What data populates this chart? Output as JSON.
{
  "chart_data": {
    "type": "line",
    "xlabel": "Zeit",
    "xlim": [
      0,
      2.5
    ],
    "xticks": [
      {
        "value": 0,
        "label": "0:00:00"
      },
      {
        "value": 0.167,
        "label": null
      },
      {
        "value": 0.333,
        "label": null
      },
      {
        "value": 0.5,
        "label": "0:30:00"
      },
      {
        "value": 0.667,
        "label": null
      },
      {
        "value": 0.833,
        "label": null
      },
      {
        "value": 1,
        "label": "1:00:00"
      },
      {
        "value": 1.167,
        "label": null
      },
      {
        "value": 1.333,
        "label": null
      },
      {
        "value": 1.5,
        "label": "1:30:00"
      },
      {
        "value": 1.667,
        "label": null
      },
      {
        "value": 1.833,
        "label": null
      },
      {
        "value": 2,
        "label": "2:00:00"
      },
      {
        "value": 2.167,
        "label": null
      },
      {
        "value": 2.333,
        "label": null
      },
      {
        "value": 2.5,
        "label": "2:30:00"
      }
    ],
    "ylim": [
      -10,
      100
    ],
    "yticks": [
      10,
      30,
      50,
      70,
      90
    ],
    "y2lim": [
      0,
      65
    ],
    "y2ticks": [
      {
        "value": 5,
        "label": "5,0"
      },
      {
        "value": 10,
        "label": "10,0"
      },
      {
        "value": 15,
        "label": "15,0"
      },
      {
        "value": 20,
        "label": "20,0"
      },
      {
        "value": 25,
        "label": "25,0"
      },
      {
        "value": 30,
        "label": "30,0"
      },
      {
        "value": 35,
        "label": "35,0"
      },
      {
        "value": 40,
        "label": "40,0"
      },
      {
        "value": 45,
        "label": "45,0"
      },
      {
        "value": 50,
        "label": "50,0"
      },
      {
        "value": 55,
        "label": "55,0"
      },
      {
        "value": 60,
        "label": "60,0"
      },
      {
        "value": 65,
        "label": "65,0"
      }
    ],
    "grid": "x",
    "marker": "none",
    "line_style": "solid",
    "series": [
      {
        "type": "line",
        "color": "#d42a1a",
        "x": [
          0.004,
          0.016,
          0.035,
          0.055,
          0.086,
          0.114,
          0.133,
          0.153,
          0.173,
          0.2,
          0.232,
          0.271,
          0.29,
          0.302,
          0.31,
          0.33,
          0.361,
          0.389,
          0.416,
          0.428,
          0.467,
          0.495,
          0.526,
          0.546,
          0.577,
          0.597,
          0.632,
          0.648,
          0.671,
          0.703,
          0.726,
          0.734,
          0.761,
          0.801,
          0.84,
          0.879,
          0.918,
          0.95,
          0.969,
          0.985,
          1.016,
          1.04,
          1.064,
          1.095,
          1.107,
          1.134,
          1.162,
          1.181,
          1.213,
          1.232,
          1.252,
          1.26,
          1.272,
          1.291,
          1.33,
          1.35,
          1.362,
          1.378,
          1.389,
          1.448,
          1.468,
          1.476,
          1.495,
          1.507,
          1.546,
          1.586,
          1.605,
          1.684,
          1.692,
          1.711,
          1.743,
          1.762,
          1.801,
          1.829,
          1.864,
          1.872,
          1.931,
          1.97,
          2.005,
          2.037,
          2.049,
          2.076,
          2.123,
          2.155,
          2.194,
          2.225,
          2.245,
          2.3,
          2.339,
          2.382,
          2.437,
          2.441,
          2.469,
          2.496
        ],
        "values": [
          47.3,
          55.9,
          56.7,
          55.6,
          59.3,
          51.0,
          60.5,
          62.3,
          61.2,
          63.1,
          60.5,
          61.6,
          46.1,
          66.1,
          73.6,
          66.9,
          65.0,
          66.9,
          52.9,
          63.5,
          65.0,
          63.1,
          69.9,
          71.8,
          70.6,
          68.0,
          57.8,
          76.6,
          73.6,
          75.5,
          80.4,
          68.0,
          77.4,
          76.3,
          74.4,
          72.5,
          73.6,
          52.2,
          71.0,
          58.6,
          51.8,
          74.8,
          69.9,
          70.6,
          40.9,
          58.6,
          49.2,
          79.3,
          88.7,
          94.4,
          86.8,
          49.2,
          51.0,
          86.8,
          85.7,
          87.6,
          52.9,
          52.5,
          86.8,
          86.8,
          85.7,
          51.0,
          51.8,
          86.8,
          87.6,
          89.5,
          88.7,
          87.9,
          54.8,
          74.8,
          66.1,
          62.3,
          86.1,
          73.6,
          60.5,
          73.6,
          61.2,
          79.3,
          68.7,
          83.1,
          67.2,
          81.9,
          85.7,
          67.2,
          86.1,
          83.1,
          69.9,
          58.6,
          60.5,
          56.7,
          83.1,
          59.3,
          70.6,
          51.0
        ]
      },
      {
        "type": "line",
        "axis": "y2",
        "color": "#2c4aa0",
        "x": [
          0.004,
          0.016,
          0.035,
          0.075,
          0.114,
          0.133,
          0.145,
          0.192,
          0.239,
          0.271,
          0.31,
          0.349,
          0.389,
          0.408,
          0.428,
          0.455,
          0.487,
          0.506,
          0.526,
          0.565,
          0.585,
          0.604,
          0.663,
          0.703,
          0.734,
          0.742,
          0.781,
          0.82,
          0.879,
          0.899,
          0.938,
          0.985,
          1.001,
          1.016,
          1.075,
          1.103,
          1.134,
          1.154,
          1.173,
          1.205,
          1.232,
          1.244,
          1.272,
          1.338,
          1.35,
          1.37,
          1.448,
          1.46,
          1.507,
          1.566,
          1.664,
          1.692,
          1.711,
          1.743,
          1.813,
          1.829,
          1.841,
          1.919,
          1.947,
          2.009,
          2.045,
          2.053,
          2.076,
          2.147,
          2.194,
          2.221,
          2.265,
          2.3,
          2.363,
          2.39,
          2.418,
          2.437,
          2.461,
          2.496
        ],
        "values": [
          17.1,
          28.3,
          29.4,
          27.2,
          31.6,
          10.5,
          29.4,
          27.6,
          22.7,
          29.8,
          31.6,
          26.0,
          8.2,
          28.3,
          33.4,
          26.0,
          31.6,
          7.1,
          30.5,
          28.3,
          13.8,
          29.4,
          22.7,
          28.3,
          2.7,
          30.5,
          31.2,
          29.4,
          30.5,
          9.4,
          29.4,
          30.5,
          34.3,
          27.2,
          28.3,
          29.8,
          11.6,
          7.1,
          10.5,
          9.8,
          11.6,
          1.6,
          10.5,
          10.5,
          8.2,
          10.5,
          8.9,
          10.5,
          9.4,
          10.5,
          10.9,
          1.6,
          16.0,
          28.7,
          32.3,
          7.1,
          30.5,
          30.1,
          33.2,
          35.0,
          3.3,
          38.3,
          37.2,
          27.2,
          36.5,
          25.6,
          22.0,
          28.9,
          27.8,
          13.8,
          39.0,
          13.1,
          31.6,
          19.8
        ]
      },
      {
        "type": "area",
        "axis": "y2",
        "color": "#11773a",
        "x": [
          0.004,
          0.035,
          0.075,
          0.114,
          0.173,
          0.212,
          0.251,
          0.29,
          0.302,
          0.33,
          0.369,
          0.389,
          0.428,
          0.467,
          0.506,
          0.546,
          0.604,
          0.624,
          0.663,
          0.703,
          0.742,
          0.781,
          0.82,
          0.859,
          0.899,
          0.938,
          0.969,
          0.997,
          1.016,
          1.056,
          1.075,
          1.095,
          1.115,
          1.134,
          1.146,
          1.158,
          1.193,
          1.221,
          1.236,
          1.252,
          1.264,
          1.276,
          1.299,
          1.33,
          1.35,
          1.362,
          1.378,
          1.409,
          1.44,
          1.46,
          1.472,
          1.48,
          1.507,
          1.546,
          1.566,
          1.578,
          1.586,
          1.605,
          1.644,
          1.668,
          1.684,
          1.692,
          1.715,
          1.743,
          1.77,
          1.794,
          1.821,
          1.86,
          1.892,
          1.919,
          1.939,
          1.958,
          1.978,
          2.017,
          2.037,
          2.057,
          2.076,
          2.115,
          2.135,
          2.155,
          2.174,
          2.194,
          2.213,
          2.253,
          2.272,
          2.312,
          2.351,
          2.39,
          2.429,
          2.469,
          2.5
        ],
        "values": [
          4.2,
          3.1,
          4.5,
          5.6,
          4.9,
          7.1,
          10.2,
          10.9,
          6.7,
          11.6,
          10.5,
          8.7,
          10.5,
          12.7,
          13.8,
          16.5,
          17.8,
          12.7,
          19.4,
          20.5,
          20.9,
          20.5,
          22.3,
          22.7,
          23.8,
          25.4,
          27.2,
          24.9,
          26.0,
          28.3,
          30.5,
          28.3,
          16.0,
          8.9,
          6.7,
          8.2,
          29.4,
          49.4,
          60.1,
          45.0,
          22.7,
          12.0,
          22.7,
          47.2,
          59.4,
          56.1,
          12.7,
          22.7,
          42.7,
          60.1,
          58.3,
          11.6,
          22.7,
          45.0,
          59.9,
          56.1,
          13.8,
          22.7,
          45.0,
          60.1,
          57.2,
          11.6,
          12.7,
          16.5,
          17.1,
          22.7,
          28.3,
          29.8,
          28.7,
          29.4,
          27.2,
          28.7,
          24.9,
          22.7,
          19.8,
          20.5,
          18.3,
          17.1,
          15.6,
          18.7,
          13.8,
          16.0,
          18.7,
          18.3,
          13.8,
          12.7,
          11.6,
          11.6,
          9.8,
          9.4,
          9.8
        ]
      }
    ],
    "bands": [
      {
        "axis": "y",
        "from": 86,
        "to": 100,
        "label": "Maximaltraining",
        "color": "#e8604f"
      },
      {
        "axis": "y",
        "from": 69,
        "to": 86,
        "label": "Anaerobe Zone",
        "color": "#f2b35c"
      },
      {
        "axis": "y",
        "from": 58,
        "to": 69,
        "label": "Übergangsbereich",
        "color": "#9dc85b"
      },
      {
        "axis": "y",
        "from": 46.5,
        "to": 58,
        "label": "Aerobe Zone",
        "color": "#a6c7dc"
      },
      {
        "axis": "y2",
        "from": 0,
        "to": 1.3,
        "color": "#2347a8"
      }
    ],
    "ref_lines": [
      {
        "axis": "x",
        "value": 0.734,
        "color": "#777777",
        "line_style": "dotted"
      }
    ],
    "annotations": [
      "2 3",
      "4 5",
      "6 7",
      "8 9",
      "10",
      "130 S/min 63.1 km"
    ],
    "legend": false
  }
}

*The task:* Locate the string "color" in the listing above and copy every line where it occurs.

*Expected answer:*
        "color": "#d42a1a",
        "color": "#2c4aa0",
        "color": "#11773a",
        "color": "#e8604f"
        "color": "#f2b35c"
        "color": "#9dc85b"
        "color": "#a6c7dc"
        "color": "#2347a8"
        "color": "#777777",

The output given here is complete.